**Dataset excerpts:**
==*==
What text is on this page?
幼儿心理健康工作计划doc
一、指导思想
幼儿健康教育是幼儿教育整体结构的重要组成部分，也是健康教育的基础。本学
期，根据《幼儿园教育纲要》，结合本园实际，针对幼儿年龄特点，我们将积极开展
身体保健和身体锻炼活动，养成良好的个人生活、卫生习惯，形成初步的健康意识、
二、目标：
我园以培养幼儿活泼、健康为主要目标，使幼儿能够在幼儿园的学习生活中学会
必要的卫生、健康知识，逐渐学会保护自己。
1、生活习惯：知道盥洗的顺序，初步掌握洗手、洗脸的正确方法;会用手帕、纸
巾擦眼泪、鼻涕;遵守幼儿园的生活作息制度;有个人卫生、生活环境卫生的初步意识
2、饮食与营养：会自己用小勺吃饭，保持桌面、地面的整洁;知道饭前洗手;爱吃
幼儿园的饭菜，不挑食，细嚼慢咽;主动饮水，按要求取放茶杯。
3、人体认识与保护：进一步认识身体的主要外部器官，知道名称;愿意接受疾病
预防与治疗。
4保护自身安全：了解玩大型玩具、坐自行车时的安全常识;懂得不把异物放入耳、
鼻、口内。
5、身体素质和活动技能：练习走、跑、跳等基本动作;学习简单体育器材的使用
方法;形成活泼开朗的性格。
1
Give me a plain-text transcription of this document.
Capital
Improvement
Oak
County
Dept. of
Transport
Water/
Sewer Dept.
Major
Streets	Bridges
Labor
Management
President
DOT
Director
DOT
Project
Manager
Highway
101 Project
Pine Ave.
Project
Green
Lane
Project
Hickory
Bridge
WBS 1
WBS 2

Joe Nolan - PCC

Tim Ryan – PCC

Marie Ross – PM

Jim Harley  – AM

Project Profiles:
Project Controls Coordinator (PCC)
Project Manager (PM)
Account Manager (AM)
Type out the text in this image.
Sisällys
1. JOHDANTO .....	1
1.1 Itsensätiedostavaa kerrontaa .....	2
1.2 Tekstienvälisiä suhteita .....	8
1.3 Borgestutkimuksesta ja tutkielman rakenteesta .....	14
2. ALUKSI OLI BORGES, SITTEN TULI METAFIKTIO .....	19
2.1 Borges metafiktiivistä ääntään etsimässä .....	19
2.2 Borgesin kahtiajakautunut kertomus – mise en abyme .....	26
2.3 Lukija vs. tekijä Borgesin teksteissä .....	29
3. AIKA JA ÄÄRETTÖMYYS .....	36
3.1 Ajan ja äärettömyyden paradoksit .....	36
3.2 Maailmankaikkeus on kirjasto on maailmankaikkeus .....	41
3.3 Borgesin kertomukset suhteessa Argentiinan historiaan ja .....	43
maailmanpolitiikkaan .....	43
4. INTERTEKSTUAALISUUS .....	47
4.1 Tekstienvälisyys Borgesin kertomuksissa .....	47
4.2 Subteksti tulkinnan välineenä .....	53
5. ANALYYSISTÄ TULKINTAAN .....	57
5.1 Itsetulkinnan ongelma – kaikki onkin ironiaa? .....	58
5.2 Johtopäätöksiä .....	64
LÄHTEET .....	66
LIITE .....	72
==*==
Copy all the records above exactly, missing none.

**The reply:**
What text is on this page?
幼儿心理健康工作计划doc
一、指导思想
幼儿健康教育是幼儿教育整体结构的重要组成部分，也是健康教育的基础。本学
期，根据《幼儿园教育纲要》，结合本园实际，针对幼儿年龄特点，我们将积极开展
身体保健和身体锻炼活动，养成良好的个人生活、卫生习惯，形成初步的健康意识、
二、目标：
我园以培养幼儿活泼、健康为主要目标，使幼儿能够在幼儿园的学习生活中学会
必要的卫生、健康知识，逐渐学会保护自己。
1、生活习惯：知道盥洗的顺序，初步掌握洗手、洗脸的正确方法;会用手帕、纸
巾擦眼泪、鼻涕;遵守幼儿园的生活作息制度;有个人卫生、生活环境卫生的初步意识
2、饮食与营养：会自己用小勺吃饭，保持桌面、地面的整洁;知道饭前洗手;爱吃
幼儿园的饭菜，不挑食，细嚼慢咽;主动饮水，按要求取放茶杯。
3、人体认识与保护：进一步认识身体的主要外部器官，知道名称;愿意接受疾病
预防与治疗。
4保护自身安全：了解玩大型玩具、坐自行车时的安全常识;懂得不把异物放入耳、
鼻、口内。
5、身体素质和活动技能：练习走、跑、跳等基本动作;学习简单体育器材的使用
方法;形成活泼开朗的性格。
1
Give me a plain-text transcription of this document.
Capital
Improvement
Oak
County
Dept. of
Transport
Water/
Sewer Dept.
Major
Streets	Bridges
Labor
Management
President
DOT
Director
DOT
Project
Manager
Highway
101 Project
Pine Ave.
Project
Green
Lane
Project
Hickory
Bridge
WBS 1
WBS 2

Joe Nolan - PCC

Tim Ryan – PCC

Marie Ross – PM

Jim Harley  – AM

Project Profiles:
Project Controls Coordinator (PCC)
Project Manager (PM)
Account Manager (AM)
Type out the text in this image.
Sisällys
1. JOHDANTO .....	1
1.1 Itsensätiedostavaa kerrontaa .....	2
1.2 Tekstienvälisiä suhteita .....	8
1.3 Borgestutkimuksesta ja tutkielman rakenteesta .....	14
2. ALUKSI OLI BORGES, SITTEN TULI METAFIKTIO .....	19
2.1 Borges metafiktiivistä ääntään etsimässä .....	19
2.2 Borgesin kahtiajakautunut kertomus – mise en abyme .....	26
2.3 Lukija vs. tekijä Borgesin teksteissä .....	29
3. AIKA JA ÄÄRETTÖMYYS .....	36
3.1 Ajan ja äärettömyyden paradoksit .....	36
3.2 Maailmankaikkeus on kirjasto on maailmankaikkeus .....	41
3.3 Borgesin kertomukset suhteessa Argentiinan historiaan ja .....	43
maailmanpolitiikkaan .....	43
4. INTERTEKSTUAALISUUS .....	47
4.1 Tekstienvälisyys Borgesin kertomuksissa .....	47
4.2 Subteksti tulkinnan välineenä .....	53
5. ANALYYSISTÄ TULKINTAAN .....	57
5.1 Itsetulkinnan ongelma – kaikki onkin ironiaa? .....	58
5.2 Johtopäätöksiä .....	64
LÄHTEET .....	66
LIITE .....	72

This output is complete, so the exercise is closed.